* **PROBLEM DETAILS**
Where the data below has the string "unseen", return the whole line.

--- MATERIAL FOR THE TASK ---

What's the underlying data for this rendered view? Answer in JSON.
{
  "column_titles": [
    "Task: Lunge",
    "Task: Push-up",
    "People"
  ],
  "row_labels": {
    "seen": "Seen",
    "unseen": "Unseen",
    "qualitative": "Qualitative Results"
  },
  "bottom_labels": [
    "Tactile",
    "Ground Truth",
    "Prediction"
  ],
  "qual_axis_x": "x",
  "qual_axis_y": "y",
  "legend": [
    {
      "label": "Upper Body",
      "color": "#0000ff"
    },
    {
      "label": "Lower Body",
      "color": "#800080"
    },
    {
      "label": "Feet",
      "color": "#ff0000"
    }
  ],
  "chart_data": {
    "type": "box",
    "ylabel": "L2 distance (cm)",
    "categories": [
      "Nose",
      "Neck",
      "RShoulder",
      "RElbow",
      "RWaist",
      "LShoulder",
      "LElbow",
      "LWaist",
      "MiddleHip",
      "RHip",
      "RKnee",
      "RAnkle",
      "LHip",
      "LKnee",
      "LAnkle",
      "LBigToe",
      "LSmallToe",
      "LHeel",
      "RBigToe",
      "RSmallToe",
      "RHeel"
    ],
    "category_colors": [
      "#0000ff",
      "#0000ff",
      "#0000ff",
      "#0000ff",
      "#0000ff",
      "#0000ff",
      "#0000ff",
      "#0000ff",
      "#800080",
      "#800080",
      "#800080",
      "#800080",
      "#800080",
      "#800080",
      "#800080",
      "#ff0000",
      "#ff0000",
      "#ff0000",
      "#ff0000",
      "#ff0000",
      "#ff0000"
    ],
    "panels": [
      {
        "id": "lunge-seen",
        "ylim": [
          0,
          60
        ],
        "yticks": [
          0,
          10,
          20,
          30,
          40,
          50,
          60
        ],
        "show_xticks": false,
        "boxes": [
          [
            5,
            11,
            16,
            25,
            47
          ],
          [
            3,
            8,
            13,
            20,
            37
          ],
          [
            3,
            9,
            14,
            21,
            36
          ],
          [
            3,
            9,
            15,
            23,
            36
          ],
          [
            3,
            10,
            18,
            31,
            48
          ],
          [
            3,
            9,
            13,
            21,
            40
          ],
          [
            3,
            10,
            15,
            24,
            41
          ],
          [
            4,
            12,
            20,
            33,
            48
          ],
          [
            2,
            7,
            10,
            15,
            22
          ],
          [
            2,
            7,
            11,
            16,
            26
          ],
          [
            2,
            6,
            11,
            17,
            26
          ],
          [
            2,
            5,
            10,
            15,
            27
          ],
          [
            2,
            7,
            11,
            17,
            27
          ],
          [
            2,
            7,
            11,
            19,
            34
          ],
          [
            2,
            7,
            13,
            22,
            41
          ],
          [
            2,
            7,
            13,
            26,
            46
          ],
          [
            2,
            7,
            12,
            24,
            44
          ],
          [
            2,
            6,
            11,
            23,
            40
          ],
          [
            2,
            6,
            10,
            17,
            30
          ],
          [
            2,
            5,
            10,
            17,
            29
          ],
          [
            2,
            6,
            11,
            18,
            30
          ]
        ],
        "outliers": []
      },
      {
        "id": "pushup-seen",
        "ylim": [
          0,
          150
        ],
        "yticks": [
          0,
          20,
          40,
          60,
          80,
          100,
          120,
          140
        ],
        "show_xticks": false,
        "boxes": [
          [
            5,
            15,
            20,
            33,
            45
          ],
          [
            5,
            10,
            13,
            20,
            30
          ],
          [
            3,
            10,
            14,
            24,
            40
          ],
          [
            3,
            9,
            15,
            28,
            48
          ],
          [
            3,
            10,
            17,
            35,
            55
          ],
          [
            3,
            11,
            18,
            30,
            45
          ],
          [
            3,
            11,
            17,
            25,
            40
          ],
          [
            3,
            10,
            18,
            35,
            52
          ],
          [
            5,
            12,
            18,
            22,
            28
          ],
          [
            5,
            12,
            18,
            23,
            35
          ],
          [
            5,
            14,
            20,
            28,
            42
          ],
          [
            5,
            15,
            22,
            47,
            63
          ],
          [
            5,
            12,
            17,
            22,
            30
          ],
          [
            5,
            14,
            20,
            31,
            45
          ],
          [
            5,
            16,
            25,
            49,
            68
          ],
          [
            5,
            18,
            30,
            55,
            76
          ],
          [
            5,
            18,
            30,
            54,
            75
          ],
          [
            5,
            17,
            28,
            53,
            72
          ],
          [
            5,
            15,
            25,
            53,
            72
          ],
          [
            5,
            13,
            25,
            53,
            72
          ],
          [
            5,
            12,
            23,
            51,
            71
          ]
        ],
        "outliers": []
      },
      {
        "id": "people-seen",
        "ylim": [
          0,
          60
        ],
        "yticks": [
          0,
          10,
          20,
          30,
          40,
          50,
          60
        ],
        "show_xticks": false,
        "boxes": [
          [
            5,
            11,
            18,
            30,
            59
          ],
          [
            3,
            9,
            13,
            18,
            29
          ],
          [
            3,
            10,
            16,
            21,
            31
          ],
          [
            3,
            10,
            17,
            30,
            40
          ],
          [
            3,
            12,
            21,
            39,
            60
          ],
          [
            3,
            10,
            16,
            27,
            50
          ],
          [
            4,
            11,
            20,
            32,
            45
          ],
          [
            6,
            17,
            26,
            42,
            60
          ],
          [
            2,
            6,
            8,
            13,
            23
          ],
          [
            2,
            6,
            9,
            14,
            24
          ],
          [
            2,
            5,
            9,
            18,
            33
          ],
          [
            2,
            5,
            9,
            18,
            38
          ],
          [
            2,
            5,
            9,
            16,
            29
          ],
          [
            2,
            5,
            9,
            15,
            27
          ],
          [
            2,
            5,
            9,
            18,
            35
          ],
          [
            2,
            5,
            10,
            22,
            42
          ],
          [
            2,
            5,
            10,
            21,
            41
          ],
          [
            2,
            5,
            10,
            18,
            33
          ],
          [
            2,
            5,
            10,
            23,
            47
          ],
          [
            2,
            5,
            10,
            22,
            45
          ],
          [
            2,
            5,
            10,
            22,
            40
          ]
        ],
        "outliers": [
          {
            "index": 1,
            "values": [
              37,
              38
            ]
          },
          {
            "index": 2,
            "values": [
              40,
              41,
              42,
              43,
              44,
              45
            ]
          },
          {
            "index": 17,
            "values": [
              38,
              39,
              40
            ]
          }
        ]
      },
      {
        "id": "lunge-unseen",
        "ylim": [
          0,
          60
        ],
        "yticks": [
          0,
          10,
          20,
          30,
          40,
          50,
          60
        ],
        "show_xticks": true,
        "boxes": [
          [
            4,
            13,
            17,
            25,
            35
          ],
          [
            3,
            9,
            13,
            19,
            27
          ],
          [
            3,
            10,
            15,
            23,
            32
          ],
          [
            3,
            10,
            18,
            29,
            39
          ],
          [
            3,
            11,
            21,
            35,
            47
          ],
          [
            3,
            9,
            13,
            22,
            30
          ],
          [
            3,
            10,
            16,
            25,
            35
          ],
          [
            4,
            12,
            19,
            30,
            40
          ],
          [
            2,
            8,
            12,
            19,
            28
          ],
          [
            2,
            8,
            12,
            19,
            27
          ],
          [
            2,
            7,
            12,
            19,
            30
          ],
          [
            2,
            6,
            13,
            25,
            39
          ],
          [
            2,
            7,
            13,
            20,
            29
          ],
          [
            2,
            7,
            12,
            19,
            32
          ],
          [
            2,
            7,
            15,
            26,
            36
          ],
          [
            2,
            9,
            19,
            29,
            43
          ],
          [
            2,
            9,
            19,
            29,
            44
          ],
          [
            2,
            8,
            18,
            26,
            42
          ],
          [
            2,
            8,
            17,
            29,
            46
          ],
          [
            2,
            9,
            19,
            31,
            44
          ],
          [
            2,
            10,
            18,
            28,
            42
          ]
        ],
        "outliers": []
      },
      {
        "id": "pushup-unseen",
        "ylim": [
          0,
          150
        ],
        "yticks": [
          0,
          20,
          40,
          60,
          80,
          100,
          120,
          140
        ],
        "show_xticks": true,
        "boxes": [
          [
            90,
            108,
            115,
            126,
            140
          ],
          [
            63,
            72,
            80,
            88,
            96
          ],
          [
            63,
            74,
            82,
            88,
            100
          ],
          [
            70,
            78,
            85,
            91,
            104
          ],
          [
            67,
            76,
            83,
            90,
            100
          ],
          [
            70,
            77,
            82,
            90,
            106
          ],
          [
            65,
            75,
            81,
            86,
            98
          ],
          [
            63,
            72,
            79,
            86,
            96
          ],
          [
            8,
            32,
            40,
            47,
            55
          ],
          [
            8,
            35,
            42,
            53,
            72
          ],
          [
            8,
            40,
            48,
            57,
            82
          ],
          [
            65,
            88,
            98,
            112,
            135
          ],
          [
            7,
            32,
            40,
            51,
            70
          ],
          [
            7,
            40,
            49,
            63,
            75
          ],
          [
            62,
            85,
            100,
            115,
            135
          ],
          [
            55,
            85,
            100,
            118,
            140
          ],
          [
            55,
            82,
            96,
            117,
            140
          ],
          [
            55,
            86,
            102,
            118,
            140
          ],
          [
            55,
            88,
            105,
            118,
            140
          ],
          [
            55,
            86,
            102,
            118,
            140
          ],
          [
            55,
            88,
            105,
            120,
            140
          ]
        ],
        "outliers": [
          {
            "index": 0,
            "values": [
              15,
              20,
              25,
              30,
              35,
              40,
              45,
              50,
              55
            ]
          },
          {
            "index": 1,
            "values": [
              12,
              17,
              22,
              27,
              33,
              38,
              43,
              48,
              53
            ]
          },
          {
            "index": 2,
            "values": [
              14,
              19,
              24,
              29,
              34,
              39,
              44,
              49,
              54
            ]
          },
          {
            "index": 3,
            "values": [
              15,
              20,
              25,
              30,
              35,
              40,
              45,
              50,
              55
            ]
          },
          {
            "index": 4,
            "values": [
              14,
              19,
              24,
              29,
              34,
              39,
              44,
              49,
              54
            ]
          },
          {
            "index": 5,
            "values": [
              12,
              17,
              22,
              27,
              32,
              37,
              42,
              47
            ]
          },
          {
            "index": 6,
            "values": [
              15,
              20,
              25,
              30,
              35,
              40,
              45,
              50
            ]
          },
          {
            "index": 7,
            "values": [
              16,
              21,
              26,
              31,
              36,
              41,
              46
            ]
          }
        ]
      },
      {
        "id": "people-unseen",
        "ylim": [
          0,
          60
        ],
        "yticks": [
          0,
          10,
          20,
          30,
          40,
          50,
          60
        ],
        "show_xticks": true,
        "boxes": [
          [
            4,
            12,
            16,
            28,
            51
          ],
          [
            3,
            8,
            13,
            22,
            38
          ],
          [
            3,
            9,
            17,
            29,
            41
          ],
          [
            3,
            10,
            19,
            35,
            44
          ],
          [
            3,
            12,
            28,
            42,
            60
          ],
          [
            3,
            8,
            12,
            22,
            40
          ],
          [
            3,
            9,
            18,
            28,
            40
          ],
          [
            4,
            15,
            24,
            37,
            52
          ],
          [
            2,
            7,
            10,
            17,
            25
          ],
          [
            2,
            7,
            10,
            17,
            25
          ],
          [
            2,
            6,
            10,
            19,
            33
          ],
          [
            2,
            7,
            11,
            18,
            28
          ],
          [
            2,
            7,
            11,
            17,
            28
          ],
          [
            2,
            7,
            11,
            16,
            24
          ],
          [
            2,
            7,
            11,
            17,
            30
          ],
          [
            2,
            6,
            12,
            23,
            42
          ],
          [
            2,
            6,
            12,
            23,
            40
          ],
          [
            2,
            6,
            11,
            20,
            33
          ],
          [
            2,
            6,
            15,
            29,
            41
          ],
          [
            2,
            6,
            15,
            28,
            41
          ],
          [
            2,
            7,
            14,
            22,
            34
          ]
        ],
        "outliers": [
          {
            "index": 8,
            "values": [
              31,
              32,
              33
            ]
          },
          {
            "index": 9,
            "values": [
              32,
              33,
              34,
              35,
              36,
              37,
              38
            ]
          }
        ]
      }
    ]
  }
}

---

* **WRITTEN RESPONSE**
    "unseen": "Unseen",
        "id": "lunge-unseen",
        "id": "pushup-unseen",
        "id": "people-unseen",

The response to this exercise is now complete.